#### Given data ####
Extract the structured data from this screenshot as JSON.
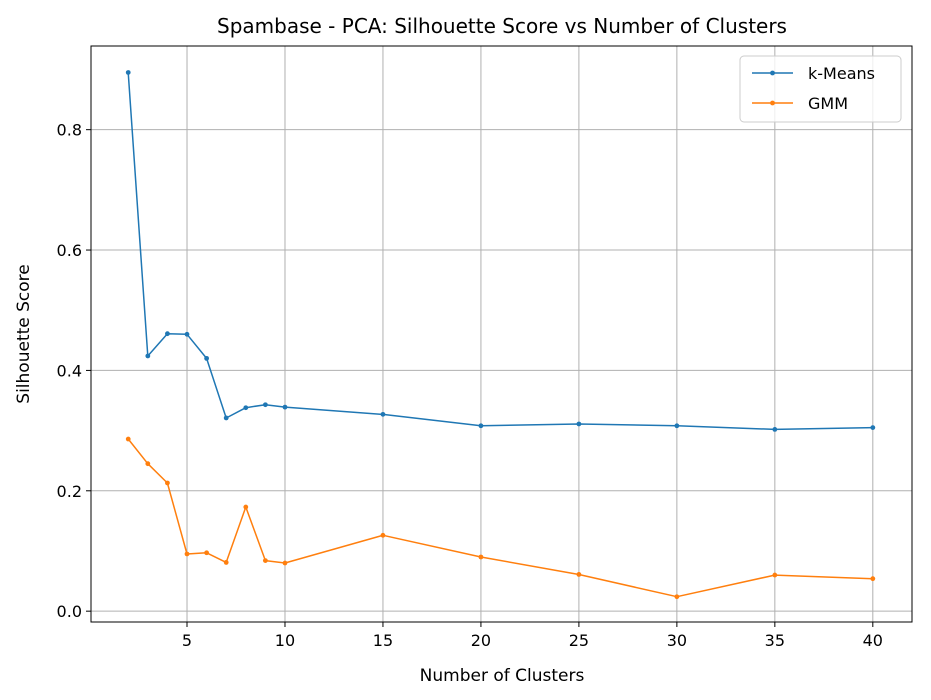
{
  "chart_data": {
    "type": "line",
    "title": "Spambase - PCA: Silhouette Score vs Number of Clusters",
    "xlabel": "Number of Clusters",
    "ylabel": "Silhouette Score",
    "xlim": [
      0.1,
      42
    ],
    "ylim": [
      -0.018,
      0.939
    ],
    "xticks": [
      5,
      10,
      15,
      20,
      25,
      30,
      35,
      40
    ],
    "yticks": [
      0.0,
      0.2,
      0.4,
      0.6,
      0.8
    ],
    "grid": true,
    "legend": "top-right",
    "x": [
      2,
      3,
      4,
      5,
      6,
      7,
      8,
      9,
      10,
      15,
      20,
      25,
      30,
      35,
      40
    ],
    "series": [
      {
        "name": "k-Means",
        "color": "#1f77b4",
        "values": [
          0.895,
          0.424,
          0.461,
          0.46,
          0.42,
          0.321,
          0.338,
          0.343,
          0.339,
          0.327,
          0.308,
          0.311,
          0.308,
          0.302,
          0.305
        ]
      },
      {
        "name": "GMM",
        "color": "#ff7f0e",
        "values": [
          0.286,
          0.245,
          0.213,
          0.095,
          0.097,
          0.081,
          0.173,
          0.084,
          0.08,
          0.126,
          0.09,
          0.061,
          0.024,
          0.06,
          0.054
        ]
      }
    ]
  }
}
####
> Aim of the task
Copy the records word for word, leaving no picture in the copy.

> Solution to this task
Extract the structured data from this screenshot as JSON.
{
  "chart_data": {
    "type": "line",
    "title": "Spambase - PCA: Silhouette Score vs Number of Clusters",
    "xlabel": "Number of Clusters",
    "ylabel": "Silhouette Score",
    "xlim": [
      0.1,
      42
    ],
    "ylim": [
      -0.018,
      0.939
    ],
    "xticks": [
      5,
      10,
      15,
      20,
      25,
      30,
      35,
      40
    ],
    "yticks": [
      0.0,
      0.2,
      0.4,
      0.6,
      0.8
    ],
    "grid": true,
    "legend": "top-right",
    "x": [
      2,
      3,
      4,
      5,
      6,
      7,
      8,
      9,
      10,
      15,
      20,
      25,
      30,
      35,
      40
    ],
    "series": [
      {
        "name": "k-Means",
        "color": "#1f77b4",
        "values": [
          0.895,
          0.424,
          0.461,
          0.46,
          0.42,
          0.321,
          0.338,
          0.343,
          0.339,
          0.327,
          0.308,
          0.311,
          0.308,
          0.302,
          0.305
        ]
      },
      {
        "name": "GMM",
        "color": "#ff7f0e",
        "values": [
          0.286,
          0.245,
          0.213,
          0.095,
          0.097,
          0.081,
          0.173,
          0.084,
          0.08,
          0.126,
          0.09,
          0.061,
          0.024,
          0.06,
          0.054
        ]
      }
    ]
  }
}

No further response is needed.